Start Data supplied

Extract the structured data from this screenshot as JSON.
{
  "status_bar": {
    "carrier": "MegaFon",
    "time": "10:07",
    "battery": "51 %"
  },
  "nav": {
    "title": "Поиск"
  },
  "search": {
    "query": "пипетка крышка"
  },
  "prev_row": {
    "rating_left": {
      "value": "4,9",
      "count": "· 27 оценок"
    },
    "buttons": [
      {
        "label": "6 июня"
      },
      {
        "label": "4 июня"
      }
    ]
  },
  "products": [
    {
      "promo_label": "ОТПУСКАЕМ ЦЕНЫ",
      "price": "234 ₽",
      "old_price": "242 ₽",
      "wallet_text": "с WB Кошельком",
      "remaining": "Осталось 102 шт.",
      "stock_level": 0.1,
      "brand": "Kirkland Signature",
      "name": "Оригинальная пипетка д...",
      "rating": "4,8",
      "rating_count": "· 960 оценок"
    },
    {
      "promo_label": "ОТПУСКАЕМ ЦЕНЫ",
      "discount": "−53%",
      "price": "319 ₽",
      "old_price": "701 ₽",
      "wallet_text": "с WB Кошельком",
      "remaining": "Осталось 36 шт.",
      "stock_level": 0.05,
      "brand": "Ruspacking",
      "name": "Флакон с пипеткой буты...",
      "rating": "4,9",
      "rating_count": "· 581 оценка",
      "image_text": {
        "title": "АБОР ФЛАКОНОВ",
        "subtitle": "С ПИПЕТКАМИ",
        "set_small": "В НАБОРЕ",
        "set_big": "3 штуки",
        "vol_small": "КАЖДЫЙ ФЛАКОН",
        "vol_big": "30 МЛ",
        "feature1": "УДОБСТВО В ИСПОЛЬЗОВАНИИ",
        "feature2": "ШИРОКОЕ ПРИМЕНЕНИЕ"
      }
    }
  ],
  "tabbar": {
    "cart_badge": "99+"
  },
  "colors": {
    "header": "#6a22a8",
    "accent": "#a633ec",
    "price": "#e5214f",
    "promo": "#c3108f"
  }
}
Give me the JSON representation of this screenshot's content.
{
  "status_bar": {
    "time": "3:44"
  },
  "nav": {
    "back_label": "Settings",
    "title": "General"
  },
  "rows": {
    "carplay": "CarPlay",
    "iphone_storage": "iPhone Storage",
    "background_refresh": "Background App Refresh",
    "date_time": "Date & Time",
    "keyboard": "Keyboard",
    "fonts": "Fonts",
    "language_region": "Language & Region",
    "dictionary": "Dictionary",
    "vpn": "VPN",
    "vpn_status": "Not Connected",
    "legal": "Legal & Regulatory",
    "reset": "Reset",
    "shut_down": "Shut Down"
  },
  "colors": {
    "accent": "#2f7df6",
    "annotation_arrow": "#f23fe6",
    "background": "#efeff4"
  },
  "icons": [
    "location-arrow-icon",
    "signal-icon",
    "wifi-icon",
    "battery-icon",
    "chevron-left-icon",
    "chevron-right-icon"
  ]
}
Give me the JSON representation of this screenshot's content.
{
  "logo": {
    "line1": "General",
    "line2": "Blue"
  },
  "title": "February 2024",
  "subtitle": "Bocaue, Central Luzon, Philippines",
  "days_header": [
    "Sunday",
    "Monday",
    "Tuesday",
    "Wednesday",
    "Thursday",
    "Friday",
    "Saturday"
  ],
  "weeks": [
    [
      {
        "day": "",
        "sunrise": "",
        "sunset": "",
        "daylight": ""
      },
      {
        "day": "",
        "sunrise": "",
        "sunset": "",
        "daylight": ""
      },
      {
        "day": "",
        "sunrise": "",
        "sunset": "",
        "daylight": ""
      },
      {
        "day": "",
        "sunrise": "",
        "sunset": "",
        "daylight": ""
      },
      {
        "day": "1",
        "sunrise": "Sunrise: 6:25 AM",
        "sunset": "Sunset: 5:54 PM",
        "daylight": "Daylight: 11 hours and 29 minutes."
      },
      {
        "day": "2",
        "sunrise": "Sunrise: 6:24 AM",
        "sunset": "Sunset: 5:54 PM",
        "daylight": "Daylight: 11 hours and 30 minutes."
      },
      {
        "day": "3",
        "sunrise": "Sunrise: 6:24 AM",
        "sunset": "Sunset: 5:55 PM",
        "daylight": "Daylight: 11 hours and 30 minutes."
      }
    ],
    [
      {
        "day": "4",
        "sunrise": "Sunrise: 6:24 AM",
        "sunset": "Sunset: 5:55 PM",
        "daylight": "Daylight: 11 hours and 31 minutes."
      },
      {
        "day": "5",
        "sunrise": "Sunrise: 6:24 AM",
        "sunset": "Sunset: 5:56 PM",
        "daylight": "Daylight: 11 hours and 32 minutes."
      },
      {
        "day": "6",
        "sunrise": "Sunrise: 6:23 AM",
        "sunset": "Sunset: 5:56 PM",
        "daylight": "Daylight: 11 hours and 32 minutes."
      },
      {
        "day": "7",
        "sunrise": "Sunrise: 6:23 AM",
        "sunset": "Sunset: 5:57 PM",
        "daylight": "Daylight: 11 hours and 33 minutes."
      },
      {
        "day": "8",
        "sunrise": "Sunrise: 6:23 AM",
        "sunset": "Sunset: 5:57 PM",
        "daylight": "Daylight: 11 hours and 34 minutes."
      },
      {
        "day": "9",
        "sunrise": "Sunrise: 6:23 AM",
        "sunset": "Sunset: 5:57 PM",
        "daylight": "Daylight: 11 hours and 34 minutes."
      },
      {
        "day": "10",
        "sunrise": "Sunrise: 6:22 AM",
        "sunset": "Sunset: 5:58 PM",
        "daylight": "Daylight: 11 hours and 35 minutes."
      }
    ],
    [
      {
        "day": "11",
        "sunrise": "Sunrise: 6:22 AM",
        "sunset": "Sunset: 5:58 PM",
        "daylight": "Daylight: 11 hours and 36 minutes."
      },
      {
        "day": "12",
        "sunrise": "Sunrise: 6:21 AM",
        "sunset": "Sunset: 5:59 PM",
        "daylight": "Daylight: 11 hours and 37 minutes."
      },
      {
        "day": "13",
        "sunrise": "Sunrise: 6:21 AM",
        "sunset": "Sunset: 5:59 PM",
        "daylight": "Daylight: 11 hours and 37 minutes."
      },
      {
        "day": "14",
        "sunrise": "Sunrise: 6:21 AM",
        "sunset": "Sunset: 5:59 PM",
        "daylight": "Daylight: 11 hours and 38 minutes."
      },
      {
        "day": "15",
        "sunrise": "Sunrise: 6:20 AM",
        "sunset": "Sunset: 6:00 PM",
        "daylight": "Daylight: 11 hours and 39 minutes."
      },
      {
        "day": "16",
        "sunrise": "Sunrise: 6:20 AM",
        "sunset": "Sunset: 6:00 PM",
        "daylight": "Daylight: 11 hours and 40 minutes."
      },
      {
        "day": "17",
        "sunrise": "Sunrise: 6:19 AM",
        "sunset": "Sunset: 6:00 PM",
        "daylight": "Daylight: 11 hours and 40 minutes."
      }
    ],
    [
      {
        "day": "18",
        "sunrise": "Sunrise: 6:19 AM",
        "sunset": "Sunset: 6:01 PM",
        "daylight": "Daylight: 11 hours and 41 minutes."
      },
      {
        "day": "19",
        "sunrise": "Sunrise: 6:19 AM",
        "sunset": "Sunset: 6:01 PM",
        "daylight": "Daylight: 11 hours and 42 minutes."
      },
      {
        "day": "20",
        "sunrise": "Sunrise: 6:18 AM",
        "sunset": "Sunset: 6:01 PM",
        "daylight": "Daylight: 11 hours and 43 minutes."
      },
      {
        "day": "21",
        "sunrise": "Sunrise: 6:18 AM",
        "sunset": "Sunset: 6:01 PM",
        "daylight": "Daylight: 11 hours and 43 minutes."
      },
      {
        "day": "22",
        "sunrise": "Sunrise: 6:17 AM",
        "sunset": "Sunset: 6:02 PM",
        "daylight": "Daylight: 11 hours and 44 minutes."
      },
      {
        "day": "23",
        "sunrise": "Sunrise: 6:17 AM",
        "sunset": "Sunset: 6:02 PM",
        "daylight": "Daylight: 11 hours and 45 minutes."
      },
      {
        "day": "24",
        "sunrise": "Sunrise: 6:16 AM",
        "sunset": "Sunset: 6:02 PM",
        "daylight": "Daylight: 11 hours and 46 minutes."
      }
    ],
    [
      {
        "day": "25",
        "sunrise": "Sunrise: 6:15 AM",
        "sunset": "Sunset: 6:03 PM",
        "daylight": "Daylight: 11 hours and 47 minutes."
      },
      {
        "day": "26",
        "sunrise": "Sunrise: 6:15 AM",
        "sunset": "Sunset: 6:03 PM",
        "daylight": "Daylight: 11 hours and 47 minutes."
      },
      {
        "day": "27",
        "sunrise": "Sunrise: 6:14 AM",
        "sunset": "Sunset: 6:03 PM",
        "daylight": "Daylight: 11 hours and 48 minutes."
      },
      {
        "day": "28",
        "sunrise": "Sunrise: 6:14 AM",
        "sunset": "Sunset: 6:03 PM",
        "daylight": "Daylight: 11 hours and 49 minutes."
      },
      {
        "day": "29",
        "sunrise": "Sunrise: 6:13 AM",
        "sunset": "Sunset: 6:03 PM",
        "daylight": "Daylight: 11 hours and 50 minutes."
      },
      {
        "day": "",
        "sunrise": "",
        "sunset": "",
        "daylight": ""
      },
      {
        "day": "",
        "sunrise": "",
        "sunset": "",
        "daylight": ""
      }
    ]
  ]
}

End Data supplied

Count up every line above that has the word "chevron" in it; answer with the number alone.

Solution to the problem:
2